### What this task involves
Here are some entries; quote each one exactly.

BEGIN Supplied records

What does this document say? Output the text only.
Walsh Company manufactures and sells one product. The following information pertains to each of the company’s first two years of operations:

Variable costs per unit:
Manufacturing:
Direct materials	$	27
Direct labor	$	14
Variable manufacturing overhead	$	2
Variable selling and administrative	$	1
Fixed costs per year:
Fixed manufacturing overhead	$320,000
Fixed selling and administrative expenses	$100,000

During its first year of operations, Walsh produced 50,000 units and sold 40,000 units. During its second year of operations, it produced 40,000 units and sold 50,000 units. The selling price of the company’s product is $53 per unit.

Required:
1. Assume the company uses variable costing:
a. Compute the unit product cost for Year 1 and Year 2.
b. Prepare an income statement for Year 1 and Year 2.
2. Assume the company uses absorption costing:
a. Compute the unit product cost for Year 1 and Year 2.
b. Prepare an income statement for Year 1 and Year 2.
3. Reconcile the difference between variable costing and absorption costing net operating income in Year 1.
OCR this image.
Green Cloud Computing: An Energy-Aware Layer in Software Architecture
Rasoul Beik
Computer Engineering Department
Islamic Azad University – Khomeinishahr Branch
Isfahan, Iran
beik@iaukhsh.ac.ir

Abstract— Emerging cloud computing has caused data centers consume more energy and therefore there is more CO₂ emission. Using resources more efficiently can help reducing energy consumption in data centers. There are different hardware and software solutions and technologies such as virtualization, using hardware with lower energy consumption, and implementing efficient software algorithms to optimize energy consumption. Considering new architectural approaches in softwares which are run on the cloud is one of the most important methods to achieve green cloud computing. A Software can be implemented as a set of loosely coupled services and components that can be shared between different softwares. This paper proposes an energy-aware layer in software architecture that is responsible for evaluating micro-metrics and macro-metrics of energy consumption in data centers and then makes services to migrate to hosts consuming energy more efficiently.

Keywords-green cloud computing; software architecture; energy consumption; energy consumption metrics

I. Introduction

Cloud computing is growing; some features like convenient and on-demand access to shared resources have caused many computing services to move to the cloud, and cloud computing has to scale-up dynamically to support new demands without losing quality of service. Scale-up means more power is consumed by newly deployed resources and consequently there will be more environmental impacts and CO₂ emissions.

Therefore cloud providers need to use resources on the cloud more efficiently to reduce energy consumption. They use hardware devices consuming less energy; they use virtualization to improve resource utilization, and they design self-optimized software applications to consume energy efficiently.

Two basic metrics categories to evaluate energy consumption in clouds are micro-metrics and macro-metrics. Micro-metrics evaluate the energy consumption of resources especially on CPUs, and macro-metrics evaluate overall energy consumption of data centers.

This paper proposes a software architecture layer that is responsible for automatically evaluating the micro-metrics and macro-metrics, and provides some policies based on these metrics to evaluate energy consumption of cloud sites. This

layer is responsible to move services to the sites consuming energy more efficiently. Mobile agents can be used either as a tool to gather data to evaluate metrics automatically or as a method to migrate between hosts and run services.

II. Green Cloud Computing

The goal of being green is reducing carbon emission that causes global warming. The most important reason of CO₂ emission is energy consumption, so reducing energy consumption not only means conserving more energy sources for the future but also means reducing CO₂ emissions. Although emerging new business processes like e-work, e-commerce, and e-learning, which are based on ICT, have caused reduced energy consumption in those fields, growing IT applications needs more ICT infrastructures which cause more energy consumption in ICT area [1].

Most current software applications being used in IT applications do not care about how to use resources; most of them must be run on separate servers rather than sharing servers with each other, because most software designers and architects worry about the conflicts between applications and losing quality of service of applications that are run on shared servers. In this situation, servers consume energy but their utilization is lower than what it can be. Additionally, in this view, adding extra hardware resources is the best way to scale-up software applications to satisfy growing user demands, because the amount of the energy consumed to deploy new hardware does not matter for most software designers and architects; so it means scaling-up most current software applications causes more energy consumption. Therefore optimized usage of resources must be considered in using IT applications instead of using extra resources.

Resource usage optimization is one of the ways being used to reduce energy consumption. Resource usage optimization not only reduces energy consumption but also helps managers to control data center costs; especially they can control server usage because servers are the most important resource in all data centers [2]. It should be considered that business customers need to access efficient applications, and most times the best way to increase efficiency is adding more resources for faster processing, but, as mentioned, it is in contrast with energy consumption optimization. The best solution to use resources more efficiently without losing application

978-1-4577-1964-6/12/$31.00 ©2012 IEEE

END Supplied records

### Exercise answer
What does this document say? Output the text only.
Walsh Company manufactures and sells one product. The following information pertains to each of the company’s first two years of operations:

Variable costs per unit:
Manufacturing:
Direct materials	$	27
Direct labor	$	14
Variable manufacturing overhead	$	2
Variable selling and administrative	$	1
Fixed costs per year:
Fixed manufacturing overhead	$320,000
Fixed selling and administrative expenses	$100,000

During its first year of operations, Walsh produced 50,000 units and sold 40,000 units. During its second year of operations, it produced 40,000 units and sold 50,000 units. The selling price of the company’s product is $53 per unit.

Required:
1. Assume the company uses variable costing:
a. Compute the unit product cost for Year 1 and Year 2.
b. Prepare an income statement for Year 1 and Year 2.
2. Assume the company uses absorption costing:
a. Compute the unit product cost for Year 1 and Year 2.
b. Prepare an income statement for Year 1 and Year 2.
3. Reconcile the difference between variable costing and absorption costing net operating income in Year 1.
OCR this image.
Green Cloud Computing: An Energy-Aware Layer in Software Architecture
Rasoul Beik
Computer Engineering Department
Islamic Azad University – Khomeinishahr Branch
Isfahan, Iran
beik@iaukhsh.ac.ir

Abstract— Emerging cloud computing has caused data centers consume more energy and therefore there is more CO₂ emission. Using resources more efficiently can help reducing energy consumption in data centers. There are different hardware and software solutions and technologies such as virtualization, using hardware with lower energy consumption, and implementing efficient software algorithms to optimize energy consumption. Considering new architectural approaches in softwares which are run on the cloud is one of the most important methods to achieve green cloud computing. A Software can be implemented as a set of loosely coupled services and components that can be shared between different softwares. This paper proposes an energy-aware layer in software architecture that is responsible for evaluating micro-metrics and macro-metrics of energy consumption in data centers and then makes services to migrate to hosts consuming energy more efficiently.

Keywords-green cloud computing; software architecture; energy consumption; energy consumption metrics

I. Introduction

Cloud computing is growing; some features like convenient and on-demand access to shared resources have caused many computing services to move to the cloud, and cloud computing has to scale-up dynamically to support new demands without losing quality of service. Scale-up means more power is consumed by newly deployed resources and consequently there will be more environmental impacts and CO₂ emissions.

Therefore cloud providers need to use resources on the cloud more efficiently to reduce energy consumption. They use hardware devices consuming less energy; they use virtualization to improve resource utilization, and they design self-optimized software applications to consume energy efficiently.

Two basic metrics categories to evaluate energy consumption in clouds are micro-metrics and macro-metrics. Micro-metrics evaluate the energy consumption of resources especially on CPUs, and macro-metrics evaluate overall energy consumption of data centers.

This paper proposes a software architecture layer that is responsible for automatically evaluating the micro-metrics and macro-metrics, and provides some policies based on these metrics to evaluate energy consumption of cloud sites. This

layer is responsible to move services to the sites consuming energy more efficiently. Mobile agents can be used either as a tool to gather data to evaluate metrics automatically or as a method to migrate between hosts and run services.

II. Green Cloud Computing

The goal of being green is reducing carbon emission that causes global warming. The most important reason of CO₂ emission is energy consumption, so reducing energy consumption not only means conserving more energy sources for the future but also means reducing CO₂ emissions. Although emerging new business processes like e-work, e-commerce, and e-learning, which are based on ICT, have caused reduced energy consumption in those fields, growing IT applications needs more ICT infrastructures which cause more energy consumption in ICT area [1].

Most current software applications being used in IT applications do not care about how to use resources; most of them must be run on separate servers rather than sharing servers with each other, because most software designers and architects worry about the conflicts between applications and losing quality of service of applications that are run on shared servers. In this situation, servers consume energy but their utilization is lower than what it can be. Additionally, in this view, adding extra hardware resources is the best way to scale-up software applications to satisfy growing user demands, because the amount of the energy consumed to deploy new hardware does not matter for most software designers and architects; so it means scaling-up most current software applications causes more energy consumption. Therefore optimized usage of resources must be considered in using IT applications instead of using extra resources.

Resource usage optimization is one of the ways being used to reduce energy consumption. Resource usage optimization not only reduces energy consumption but also helps managers to control data center costs; especially they can control server usage because servers are the most important resource in all data centers [2]. It should be considered that business customers need to access efficient applications, and most times the best way to increase efficiency is adding more resources for faster processing, but, as mentioned, it is in contrast with energy consumption optimization. The best solution to use resources more efficiently without losing application

978-1-4577-1964-6/12/$31.00 ©2012 IEEE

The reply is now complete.